> PEDIDO 1
Segundo a entrevista sobre o "Amazônia Para Todos", quantos desastres naturais houve na América Latina e no Caribe no ano passado?

Sobre o ‘Amazônia Para Todos’ (conjunto de produtos destinados a investidores privados de grande porte e também para o público em geral), tem sentido demanda por esse tipo de ativo no mercado?
Ainda não chegamos na demanda. O que vejo é o interesse gigante do Banco do Brasil, da Caixa, do BNDES, de poder chegar no varejo. Estamos trazendo inovações para podermos escalar mais. Normalmente, a gente pede dinheiro para a Amazônia dos grandes investidores, dos grandes países. Mas será que conseguimos chegar no varejo? No pequeno? Essa é a ideia da “Amazônia Para Todos”. É vender um pouco os nossos projetos. O cidadão na rua não vai fazer um projeto. Ele não tem proximidade. Mas pegar todos os nossos projetos, colocar na Bolsa e vender cotas de R$ 100, isso a gente consegue fazer.
Ou seja, atingir a média renda.
Exatamente. Quem consegue colocar R$ 100 é capaz de participar desse esforço e se sentir contribuindo com essa causa. Porque muita gente tem essa vontade, e essa seria uma forma de ajudar participando em projetos que olhamos, que nós (instituições participantes) tomamos as decisões.
Mas e as taxas de retorno?
Vai ser a taxa de retorno que os nossos projetos dão. Nossos projetos dão taxa de retorno razoável. Eu não estou para fazer retornos altíssimos. Eu estou para que possamos ter um retorno positivo para poder continuar.
Nesse caso, pode não ser atrativo, dado que o investidor consegue retornos de 15% em outros investimentos.
O varejo nesse negócio tem de entrar um pouco pela causa (socioambiental).
Dada a postura do presidente Donald Trump contra o ESG, os Estados Unidos têm atrapalhado no financiamento climático?
Vejo que nas questões principais há consenso. Por exemplo, desastres naturais. Só na América Latina e no Caribe, tivemos 70 desastres naturais no ano passado. Custaram US$ 10 bilhões. Todo mundo sabe que os desastres naturais são um problema e todo mundo quer participar da solução. Acho que está todo mundo na direção certa e caminhando. A questão que se coloca é se estamos na velocidade certa ou não. Essa é a dúvida. Mas acho que as coisas estão andando.

> LISTAGEM DE DADOS
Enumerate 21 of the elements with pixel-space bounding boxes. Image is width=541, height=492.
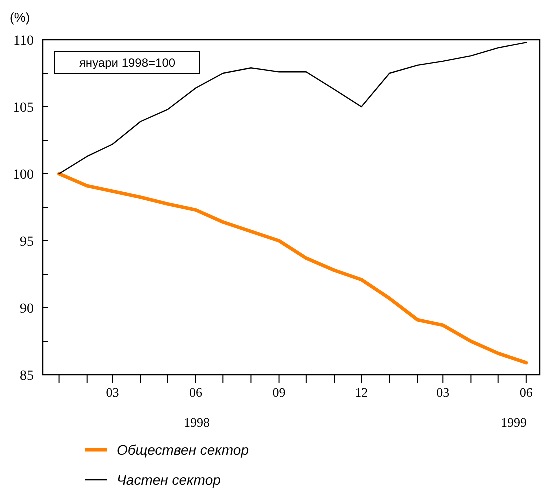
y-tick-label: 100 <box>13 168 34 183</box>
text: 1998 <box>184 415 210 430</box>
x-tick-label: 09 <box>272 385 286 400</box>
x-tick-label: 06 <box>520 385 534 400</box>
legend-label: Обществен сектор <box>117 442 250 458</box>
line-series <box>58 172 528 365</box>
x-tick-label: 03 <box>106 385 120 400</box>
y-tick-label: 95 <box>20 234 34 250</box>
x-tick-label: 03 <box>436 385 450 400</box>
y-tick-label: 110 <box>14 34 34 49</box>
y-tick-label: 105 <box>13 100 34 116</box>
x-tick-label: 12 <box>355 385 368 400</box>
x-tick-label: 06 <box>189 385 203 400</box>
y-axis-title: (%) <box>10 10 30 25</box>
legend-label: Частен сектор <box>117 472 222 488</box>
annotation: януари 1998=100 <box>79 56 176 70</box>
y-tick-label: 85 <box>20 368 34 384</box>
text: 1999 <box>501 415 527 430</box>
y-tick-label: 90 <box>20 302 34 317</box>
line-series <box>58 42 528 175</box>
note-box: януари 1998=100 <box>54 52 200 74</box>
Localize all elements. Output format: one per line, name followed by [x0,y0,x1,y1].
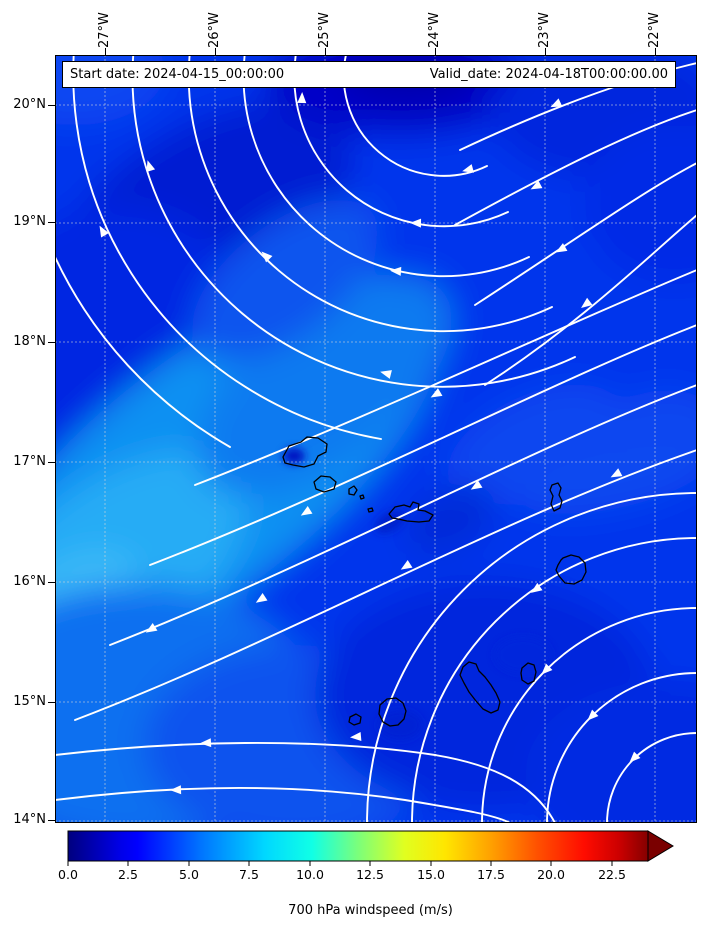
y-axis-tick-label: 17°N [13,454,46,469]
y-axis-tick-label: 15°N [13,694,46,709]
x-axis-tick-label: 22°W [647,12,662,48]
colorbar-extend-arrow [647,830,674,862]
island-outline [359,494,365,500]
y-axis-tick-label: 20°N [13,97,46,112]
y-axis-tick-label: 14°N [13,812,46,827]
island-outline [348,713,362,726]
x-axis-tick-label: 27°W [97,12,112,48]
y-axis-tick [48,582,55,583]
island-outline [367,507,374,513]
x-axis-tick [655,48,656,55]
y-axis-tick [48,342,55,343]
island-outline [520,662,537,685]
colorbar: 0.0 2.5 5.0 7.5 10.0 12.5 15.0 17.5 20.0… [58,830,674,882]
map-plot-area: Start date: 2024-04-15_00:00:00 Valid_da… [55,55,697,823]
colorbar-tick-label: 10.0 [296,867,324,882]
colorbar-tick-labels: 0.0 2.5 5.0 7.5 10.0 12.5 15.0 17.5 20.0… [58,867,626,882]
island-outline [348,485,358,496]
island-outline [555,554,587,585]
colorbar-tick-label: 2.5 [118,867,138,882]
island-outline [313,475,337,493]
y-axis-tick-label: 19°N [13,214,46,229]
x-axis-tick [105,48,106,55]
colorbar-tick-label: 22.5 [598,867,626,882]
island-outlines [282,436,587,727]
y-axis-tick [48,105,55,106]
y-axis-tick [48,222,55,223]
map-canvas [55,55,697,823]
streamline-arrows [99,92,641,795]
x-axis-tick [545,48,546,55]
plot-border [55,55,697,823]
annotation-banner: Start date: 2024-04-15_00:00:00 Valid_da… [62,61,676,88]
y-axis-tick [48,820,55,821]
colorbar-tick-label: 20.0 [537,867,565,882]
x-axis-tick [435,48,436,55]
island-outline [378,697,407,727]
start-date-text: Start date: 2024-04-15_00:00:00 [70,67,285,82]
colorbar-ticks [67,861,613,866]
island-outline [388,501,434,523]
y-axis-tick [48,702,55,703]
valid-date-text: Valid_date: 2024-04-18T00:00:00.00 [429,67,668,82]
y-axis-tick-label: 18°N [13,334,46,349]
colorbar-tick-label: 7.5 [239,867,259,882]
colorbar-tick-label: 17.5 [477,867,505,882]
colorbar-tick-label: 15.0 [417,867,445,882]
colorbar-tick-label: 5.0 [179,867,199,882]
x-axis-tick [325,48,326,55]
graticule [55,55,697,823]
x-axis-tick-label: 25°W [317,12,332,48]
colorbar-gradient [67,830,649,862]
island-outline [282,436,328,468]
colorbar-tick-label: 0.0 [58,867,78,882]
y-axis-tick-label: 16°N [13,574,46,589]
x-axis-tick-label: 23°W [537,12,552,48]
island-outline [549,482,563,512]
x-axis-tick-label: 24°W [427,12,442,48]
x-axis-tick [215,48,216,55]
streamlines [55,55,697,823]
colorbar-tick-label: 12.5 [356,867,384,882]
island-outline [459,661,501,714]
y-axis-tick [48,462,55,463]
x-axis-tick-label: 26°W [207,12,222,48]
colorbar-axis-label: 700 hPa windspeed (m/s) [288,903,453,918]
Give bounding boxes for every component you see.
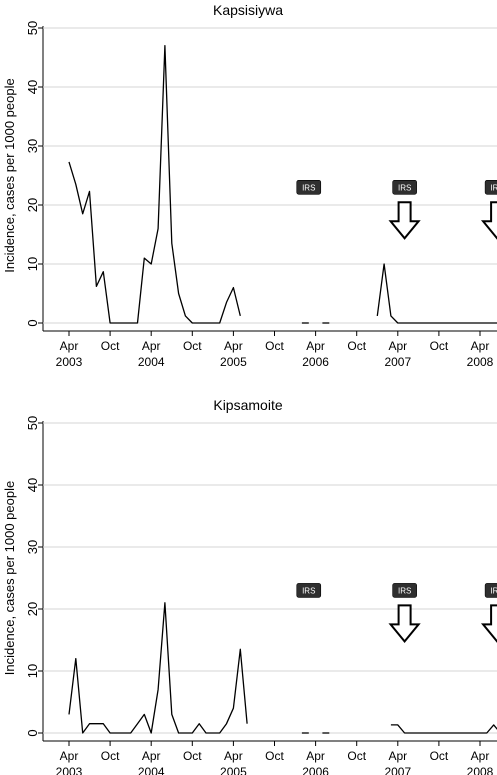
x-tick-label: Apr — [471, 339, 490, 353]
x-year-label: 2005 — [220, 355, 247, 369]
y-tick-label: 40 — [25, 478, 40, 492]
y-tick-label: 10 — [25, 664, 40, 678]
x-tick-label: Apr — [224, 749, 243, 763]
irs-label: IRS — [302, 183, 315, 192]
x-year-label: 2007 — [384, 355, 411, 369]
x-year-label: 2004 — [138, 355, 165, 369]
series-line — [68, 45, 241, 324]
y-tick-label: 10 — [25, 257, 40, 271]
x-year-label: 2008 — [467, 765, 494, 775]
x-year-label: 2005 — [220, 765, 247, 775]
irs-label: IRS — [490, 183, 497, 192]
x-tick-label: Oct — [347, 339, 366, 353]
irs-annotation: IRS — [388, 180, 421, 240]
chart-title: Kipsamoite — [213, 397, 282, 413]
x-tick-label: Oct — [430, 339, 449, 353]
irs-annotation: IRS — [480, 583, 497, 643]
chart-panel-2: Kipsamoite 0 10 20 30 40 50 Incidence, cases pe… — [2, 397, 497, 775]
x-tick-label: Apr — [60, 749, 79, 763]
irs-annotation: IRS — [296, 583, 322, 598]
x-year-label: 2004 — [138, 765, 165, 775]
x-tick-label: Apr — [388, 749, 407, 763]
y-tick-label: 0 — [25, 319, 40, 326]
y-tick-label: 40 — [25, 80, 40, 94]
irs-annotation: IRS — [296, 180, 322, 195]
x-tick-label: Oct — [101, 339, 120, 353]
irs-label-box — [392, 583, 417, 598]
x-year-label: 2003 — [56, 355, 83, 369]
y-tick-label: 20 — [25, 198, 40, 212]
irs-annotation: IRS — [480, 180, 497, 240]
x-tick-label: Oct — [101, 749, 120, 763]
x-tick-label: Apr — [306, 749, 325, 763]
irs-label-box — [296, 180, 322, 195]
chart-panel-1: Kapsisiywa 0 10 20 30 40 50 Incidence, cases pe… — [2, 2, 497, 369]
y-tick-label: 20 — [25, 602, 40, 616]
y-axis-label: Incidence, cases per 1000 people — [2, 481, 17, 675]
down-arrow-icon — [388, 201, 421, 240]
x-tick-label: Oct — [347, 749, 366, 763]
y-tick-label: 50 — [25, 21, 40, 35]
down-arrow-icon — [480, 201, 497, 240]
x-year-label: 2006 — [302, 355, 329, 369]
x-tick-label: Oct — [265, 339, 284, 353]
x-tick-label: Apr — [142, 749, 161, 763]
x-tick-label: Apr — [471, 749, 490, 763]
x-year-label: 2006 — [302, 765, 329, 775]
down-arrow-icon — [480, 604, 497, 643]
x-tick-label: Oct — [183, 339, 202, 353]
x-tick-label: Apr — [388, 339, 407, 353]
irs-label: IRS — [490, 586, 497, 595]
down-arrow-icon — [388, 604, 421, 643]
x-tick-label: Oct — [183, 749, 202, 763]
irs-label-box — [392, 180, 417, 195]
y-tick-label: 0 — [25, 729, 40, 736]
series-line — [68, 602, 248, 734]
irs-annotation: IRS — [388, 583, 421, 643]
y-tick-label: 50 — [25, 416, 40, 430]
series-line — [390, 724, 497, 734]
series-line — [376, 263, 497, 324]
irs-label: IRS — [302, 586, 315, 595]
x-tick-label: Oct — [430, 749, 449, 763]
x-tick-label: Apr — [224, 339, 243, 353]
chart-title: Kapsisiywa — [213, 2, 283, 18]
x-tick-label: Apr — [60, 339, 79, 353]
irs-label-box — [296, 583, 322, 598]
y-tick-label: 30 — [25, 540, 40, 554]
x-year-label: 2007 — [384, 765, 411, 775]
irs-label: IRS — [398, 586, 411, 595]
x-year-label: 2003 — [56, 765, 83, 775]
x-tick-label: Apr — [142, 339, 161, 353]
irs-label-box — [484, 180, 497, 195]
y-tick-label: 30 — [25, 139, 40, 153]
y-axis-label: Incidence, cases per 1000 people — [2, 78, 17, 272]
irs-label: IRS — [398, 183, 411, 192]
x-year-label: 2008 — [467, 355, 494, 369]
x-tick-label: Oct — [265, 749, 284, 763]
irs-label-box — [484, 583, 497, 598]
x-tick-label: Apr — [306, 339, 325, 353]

> PEDIDO 2
Reescreva como lista numerada as linhas dos registros entre a que contém "y-axis-tick-label: 17°N [13,454,46,469]" e a que contém "y-axis-tick [48,342,55,343]", inclusive, deixando de fora as linhas em branco.

> RESPOSTA 1
70 desastres naturais.

> RESPOSTA 2
1. y-axis-tick-label: 17°N [13,454,46,469]
2. y-axis-tick-label: 15°N [13,694,46,709]
3. x-axis-tick-label: 22°W [647,12,662,48]
4. colorbar-extend-arrow [647,830,674,862]
5. island-outline [359,494,365,500]
6. y-axis-tick-label: 20°N [13,97,46,112]
7. y-axis-tick-label: 14°N [13,812,46,827]
8. island-outline [348,713,362,726]
9. x-axis-tick-label: 27°W [97,12,112,48]
10. y-axis-tick [48,582,55,583]
11. island-outline [367,507,374,513]
12. x-axis-tick [655,48,656,55]
13. y-axis-tick [48,342,55,343]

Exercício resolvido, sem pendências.